━━━━━ GIVEN INFORMATION
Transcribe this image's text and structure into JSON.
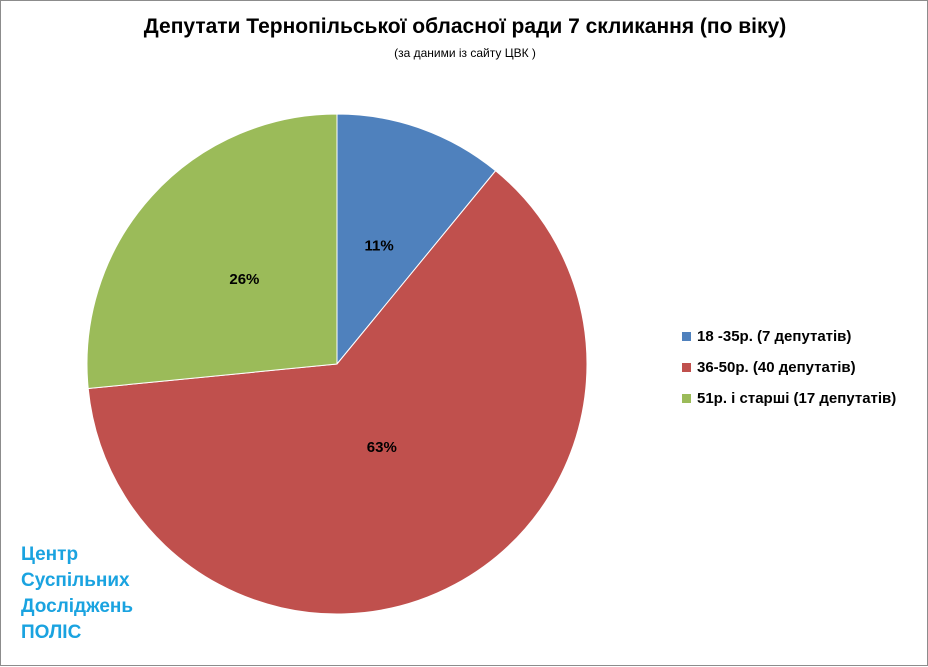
{
  "chart_data": {
    "type": "pie",
    "title": "Депутати Тернопільської обласної ради 7 скликання (по віку)",
    "subtitle": "(за даними із сайту ЦВК )",
    "slices": [
      {
        "label": "18 -35р. (7 депутатів)",
        "value": 7,
        "percent_label": "11%",
        "color": "#4f81bd"
      },
      {
        "label": "36-50р. (40 депутатів)",
        "value": 40,
        "percent_label": "63%",
        "color": "#c0504d"
      },
      {
        "label": "51р. і старші  (17 депутатів)",
        "value": 17,
        "percent_label": "26%",
        "color": "#9bbb59"
      }
    ],
    "legend_position": "right"
  },
  "watermark": {
    "lines": [
      "Центр",
      "Суспільних",
      "Досліджень",
      "ПОЛІС"
    ],
    "color": "#1aa3e0"
  }
}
━━━━━━━━━━
_INSTRUCTIONS TO FOLLOW_: Write out the listing above again, exactly, but with no pictures in the copy.

_RESULT_:
Transcribe this image's text and structure into JSON.
{
  "chart_data": {
    "type": "pie",
    "title": "Депутати Тернопільської обласної ради 7 скликання (по віку)",
    "subtitle": "(за даними із сайту ЦВК )",
    "slices": [
      {
        "label": "18 -35р. (7 депутатів)",
        "value": 7,
        "percent_label": "11%",
        "color": "#4f81bd"
      },
      {
        "label": "36-50р. (40 депутатів)",
        "value": 40,
        "percent_label": "63%",
        "color": "#c0504d"
      },
      {
        "label": "51р. і старші  (17 депутатів)",
        "value": 17,
        "percent_label": "26%",
        "color": "#9bbb59"
      }
    ],
    "legend_position": "right"
  },
  "watermark": {
    "lines": [
      "Центр",
      "Суспільних",
      "Досліджень",
      "ПОЛІС"
    ],
    "color": "#1aa3e0"
  }
}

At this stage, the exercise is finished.